PROBLEM STATEMENT: Locate every line in the records below that contains the word "Importar", and copy each one.

Collected data entries
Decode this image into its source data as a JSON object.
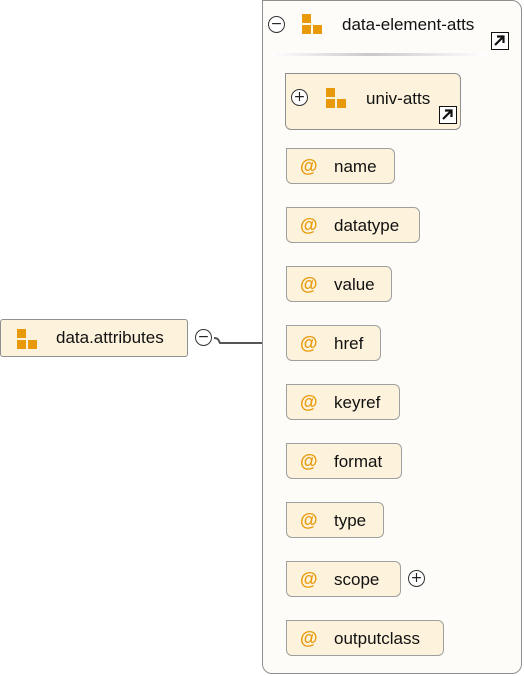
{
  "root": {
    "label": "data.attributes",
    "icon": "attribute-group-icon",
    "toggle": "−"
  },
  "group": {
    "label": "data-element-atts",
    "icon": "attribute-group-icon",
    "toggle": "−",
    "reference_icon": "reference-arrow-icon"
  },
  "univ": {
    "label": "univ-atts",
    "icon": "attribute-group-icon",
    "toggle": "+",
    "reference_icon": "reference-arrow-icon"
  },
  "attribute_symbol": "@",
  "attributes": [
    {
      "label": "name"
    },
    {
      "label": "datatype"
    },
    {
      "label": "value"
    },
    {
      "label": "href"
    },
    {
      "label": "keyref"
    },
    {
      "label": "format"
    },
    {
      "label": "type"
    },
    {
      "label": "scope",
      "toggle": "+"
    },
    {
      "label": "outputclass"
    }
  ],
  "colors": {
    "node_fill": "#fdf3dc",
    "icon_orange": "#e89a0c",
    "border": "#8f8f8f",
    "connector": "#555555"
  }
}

...

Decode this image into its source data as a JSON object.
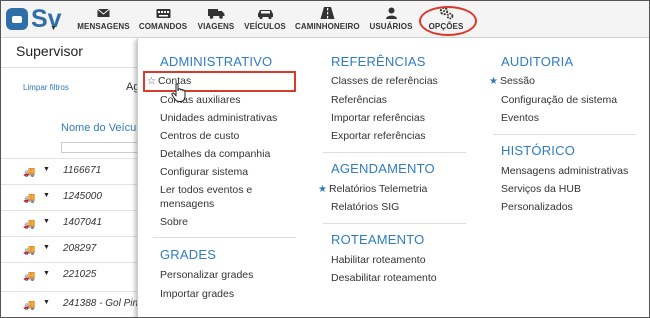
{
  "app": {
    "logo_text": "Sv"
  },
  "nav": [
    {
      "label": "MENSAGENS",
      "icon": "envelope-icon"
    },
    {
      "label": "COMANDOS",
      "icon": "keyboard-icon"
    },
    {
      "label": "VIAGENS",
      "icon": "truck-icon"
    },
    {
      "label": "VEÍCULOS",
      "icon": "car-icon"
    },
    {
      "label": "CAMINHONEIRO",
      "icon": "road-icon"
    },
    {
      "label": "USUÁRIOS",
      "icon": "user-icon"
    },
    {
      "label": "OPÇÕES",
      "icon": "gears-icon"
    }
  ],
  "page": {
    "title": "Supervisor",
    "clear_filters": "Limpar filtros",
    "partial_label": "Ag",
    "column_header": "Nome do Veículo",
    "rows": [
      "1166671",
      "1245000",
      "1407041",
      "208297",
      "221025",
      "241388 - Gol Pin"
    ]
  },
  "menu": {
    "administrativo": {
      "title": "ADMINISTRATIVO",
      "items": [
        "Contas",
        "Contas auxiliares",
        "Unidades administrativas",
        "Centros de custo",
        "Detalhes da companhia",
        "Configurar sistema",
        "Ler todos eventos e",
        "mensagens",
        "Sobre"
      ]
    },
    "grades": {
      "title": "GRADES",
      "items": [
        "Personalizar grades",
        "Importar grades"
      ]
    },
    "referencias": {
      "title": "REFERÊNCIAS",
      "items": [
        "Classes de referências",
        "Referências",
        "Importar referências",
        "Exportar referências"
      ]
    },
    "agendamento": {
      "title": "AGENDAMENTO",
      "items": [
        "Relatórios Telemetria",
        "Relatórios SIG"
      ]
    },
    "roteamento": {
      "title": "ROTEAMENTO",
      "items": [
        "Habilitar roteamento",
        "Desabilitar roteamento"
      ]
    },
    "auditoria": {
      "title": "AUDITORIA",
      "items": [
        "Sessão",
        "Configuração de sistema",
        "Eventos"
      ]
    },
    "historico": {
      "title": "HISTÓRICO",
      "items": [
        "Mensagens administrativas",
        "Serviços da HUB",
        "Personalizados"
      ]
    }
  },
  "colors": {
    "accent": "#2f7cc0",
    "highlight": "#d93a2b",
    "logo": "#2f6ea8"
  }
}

WRITTEN ANSWER:
        "Importar grades"
        "Importar referências",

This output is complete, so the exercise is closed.